§ **Short task 1**
Name every person who appears by name in the court opinion excerpt below, listing each person once.

§ **Extract to read**
::::

The judgment of this Court reverses the judgment of the Court below, making Hall the plaintiff in the cause, in lieu of Cashin. The administration of Cashin is good until avoided by judicial sentence. The second grant does not avoid it. If the Ordinary were to grant administration to the wrong, party, and were then to commit it to the right, we think the better opinion is that, even in that case, the latter is not a revocation of the prior grant, but that it must be done by judicial sentence. 1 Wms. on Exrs. 390-1.

[6.] We think there was evidence before the jury, besides the bills of sale, of the passing of the title to the slaves from Gazaway Beale to the plaintiff in error. It is true, it was *455slight, but still it was evidence. The possession of the negroes had passed from Gazway Beale to Charles T. Beale. The latter was in possession of them in Burke county, and had paid taxes for them. Simpson testified that he borrow ed money from him to finish paying for the negroes. That he paid Gaz. Beale the money, who said that he had paid him all the money, and that it was for the purchase of the negroes. This was some evidence. What degree of credence it was entitled to, and whether the force of it was not impaired, and to what extent, by the statements of Charles T. Beale to the same witness, was a question for the jury.

[7.] The counsel for the plaintiff in error, requested the Court to charge the jury, “that if they find that the bills of sale, made by Gazaway Beale to the defendant, were made in fraud, and if Gazaway Beale was a party to the fraud, they are good as against the maker of them, and carry a good title to the defendant, and that in cases of fraud by both parties, the Court will leave them where it found them.” The Court refused to give this charge, and it committed no error in refusing it. There is no evidence in the record of a purpose on the part of Gazaway Beale, to perpetrate a fraud upon any one. In every case of fraud, there must be a person to be defrauded, and a subject in respect to which the fraud is to be committed. It cannot be contended that Gazaway Beale intended to perpetrate a fraud on Charles T. Beale, by conveying to him valuable negroes, without consideration. He was not the party to be defrauded. If both parties contemplated a fraud, it must have been contemplated against some one, or a class of persons, as creditors. There was no evidence that Gazaway Beale had creditors prior or subsequent to the transfer of the property, the payment of of whose claims he had manifested a desire to avoid. It was not possible, therefore, that he could have meditated a fraud against creditors. The charge as given, was unnecessary and uncalled for by the facts in proof; but it was certainly erroneous as a principle of law, and inasmuch as the case must go *456back for a new trial, it is proper that we should pass upon it, as the testimony on a future trial may be different. If a party conveys property for the purpose of defrauding creditors, which purpose is to be established by proof sufficient to establish the fraudulent intention, the creditors may avoid the conveyance, but the fraudulent party or his personal representative never can.

::::

§ **Given information**
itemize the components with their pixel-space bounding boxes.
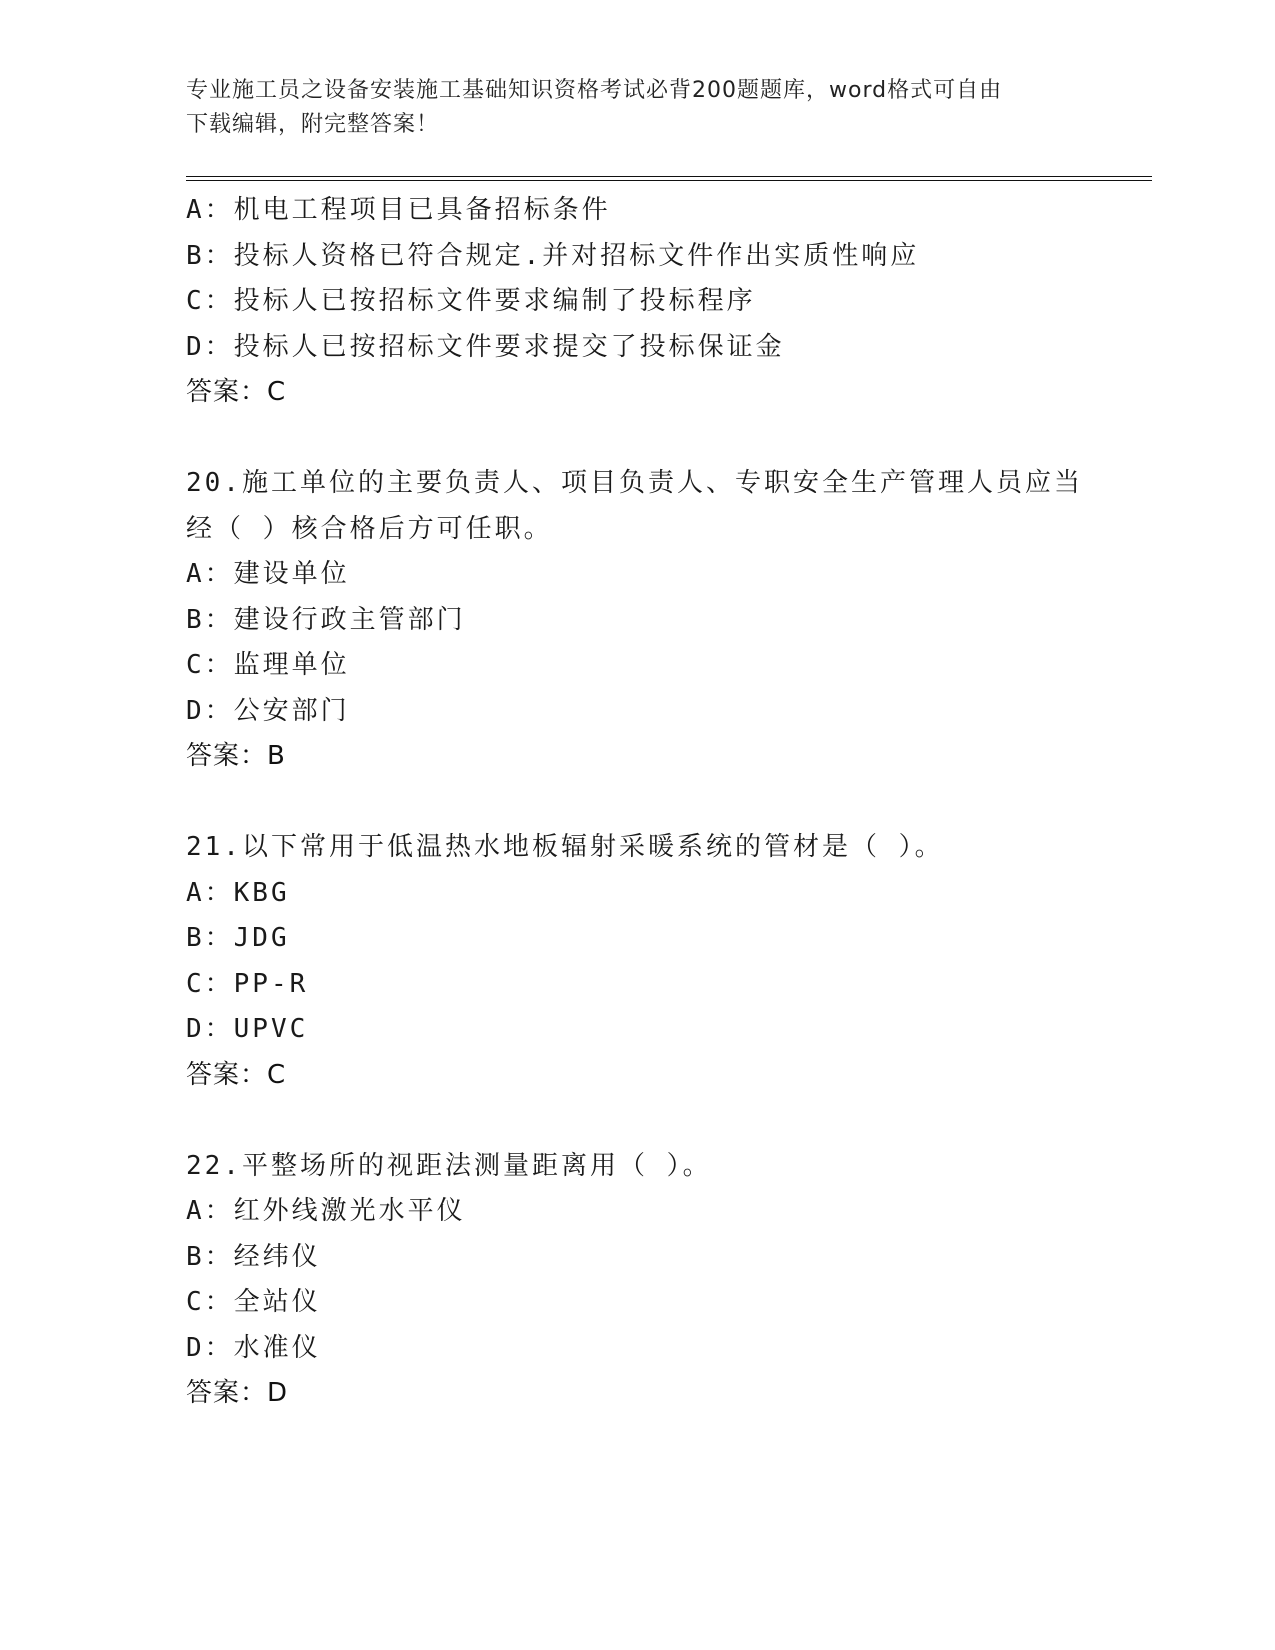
question-20 — [186, 461, 1086, 780]
document-header — [186, 74, 1066, 142]
header-double-rule — [186, 176, 1152, 181]
option-a: A：建设单位 — [186, 559, 350, 589]
question-stem: 22.平整场所的视距法测量距离用（ ）。 — [186, 1150, 712, 1181]
header-line-2: 下载编辑，附完整答案！ — [186, 112, 440, 137]
question-22 — [186, 1144, 1086, 1417]
answer: 答案：D — [186, 1378, 289, 1408]
option-c: C：监理单位 — [186, 650, 350, 680]
option-b: B：经纬仪 — [186, 1241, 321, 1272]
option-d: D：投标人已按招标文件要求提交了投标保证金 — [186, 331, 785, 362]
option-a: A：KBG — [186, 877, 290, 908]
option-a: A：红外线激光水平仪 — [186, 1196, 466, 1226]
option-c: C：投标人已按招标文件要求编制了投标程序 — [186, 286, 756, 316]
answer: 答案：C — [186, 1059, 287, 1090]
option-b: B：JDG — [186, 923, 290, 953]
option-b: B：建设行政主管部门 — [186, 604, 466, 635]
question-stem-continued: 经（ ）核合格后方可任职。 — [186, 513, 553, 544]
option-a: A：机电工程项目已具备招标条件 — [186, 195, 611, 225]
answer: 答案：C — [186, 377, 287, 407]
option-d: D：水准仪 — [186, 1332, 321, 1363]
option-d: D：公安部门 — [186, 695, 350, 726]
question-21 — [186, 825, 1086, 1098]
question-19 — [186, 188, 1086, 416]
option-c: C：PP-R — [186, 968, 309, 999]
header-line-1: 专业施工员之设备安装施工基础知识资格考试必背200题题库，word格式可自由 — [186, 78, 1003, 103]
option-d: D：UPVC — [186, 1014, 309, 1044]
answer: 答案：B — [186, 741, 286, 771]
option-c: C：全站仪 — [186, 1287, 321, 1317]
question-list — [186, 188, 1086, 1417]
question-stem: 21.以下常用于低温热水地板辐射采暖系统的管材是（ ）。 — [186, 832, 944, 862]
question-stem: 20.施工单位的主要负责人、项目负责人、专职安全生产管理人员应当 — [186, 468, 1083, 498]
option-b: B：投标人资格已符合规定.并对招标文件作出实质性响应 — [186, 240, 920, 271]
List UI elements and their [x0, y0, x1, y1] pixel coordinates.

::::

§ **Short task 2**
Reproduce the entries from the line that contains "question-20 — [186, 461, 1086, 780]" up to and including the line that contains "option-a: A：红外线激光水平仪 — [186, 1196, 466, 1226]", without changes.

§ **Solution 1**
Hall
Cashin
Gazaway Beale
Charles T. Beale
Simpson

§ **Solution 2**
question-20 — [186, 461, 1086, 780]
document-header — [186, 74, 1066, 142]
header-double-rule — [186, 176, 1152, 181]
option-a: A：建设单位 — [186, 559, 350, 589]
question-stem: 22.平整场所的视距法测量距离用（ ）。 — [186, 1150, 712, 1181]
header-line-2: 下载编辑，附完整答案！ — [186, 112, 440, 137]
question-22 — [186, 1144, 1086, 1417]
answer: 答案：D — [186, 1378, 289, 1408]
option-c: C：监理单位 — [186, 650, 350, 680]
option-b: B：经纬仪 — [186, 1241, 321, 1272]
option-d: D：投标人已按招标文件要求提交了投标保证金 — [186, 331, 785, 362]
option-a: A：KBG — [186, 877, 290, 908]
option-a: A：红外线激光水平仪 — [186, 1196, 466, 1226]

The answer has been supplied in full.